Copy out every line containing the word "масса".

■ **Extracted records**:
-*-

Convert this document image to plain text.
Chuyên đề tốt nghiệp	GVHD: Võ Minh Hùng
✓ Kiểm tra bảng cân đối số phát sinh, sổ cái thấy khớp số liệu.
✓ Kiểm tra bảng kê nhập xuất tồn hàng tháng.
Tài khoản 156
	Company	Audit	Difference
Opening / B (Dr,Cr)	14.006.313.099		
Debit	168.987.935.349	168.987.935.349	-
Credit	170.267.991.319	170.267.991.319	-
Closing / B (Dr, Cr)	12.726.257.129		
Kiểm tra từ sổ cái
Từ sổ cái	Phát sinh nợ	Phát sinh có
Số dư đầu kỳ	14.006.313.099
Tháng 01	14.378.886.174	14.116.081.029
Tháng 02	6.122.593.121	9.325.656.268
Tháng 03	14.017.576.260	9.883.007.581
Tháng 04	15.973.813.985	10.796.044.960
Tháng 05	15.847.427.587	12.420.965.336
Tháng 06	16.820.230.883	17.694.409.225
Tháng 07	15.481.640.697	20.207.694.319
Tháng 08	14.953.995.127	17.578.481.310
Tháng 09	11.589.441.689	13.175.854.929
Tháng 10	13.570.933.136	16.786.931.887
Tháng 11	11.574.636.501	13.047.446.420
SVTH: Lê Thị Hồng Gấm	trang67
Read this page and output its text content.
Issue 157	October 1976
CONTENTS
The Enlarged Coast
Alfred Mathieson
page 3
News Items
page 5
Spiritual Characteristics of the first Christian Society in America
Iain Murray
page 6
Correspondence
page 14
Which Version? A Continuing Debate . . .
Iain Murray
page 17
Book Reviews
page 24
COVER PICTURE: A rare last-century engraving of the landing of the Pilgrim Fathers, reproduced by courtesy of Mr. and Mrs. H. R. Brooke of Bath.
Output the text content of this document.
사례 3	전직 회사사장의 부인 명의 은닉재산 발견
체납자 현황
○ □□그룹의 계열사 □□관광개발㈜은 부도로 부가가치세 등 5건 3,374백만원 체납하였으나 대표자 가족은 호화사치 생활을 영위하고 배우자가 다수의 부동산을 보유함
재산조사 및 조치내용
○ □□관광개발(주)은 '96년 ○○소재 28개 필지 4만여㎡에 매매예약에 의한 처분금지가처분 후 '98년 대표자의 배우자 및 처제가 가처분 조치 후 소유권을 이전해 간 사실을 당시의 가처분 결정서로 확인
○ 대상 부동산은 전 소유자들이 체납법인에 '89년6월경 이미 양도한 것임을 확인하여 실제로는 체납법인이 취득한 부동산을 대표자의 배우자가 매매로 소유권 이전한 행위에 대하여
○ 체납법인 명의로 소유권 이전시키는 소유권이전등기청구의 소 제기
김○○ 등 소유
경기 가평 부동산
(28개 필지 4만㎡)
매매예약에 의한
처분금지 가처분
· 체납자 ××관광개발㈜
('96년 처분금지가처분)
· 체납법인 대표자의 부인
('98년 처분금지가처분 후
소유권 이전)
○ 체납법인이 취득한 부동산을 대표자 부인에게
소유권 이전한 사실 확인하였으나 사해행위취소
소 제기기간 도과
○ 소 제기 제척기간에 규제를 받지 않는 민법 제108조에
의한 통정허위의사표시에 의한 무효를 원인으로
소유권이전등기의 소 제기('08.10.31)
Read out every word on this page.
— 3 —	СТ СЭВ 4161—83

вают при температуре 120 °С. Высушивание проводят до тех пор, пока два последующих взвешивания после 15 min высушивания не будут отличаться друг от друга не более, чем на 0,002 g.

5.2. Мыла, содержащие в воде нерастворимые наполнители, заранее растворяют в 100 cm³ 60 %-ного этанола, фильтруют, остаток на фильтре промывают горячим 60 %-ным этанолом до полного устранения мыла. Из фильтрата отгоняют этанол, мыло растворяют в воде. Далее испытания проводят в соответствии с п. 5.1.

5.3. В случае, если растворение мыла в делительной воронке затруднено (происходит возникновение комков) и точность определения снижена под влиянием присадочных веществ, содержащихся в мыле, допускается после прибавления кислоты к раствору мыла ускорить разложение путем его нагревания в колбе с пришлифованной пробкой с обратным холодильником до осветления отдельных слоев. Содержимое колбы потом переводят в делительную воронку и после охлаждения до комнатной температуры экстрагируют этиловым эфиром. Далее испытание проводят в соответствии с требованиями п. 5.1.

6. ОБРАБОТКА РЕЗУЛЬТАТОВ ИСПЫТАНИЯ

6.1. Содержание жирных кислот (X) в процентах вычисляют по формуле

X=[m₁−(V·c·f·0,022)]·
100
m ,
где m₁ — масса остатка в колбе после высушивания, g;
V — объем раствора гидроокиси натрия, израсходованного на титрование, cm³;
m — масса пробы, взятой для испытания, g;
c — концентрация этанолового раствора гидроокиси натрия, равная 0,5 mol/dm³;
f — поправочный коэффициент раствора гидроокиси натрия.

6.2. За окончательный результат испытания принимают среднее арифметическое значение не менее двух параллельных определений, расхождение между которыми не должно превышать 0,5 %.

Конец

-*-

■ **SOLUTION BELOW**:
где m₁ — масса остатка в колбе после высушивания, g;
m — масса пробы, взятой для испытания, g;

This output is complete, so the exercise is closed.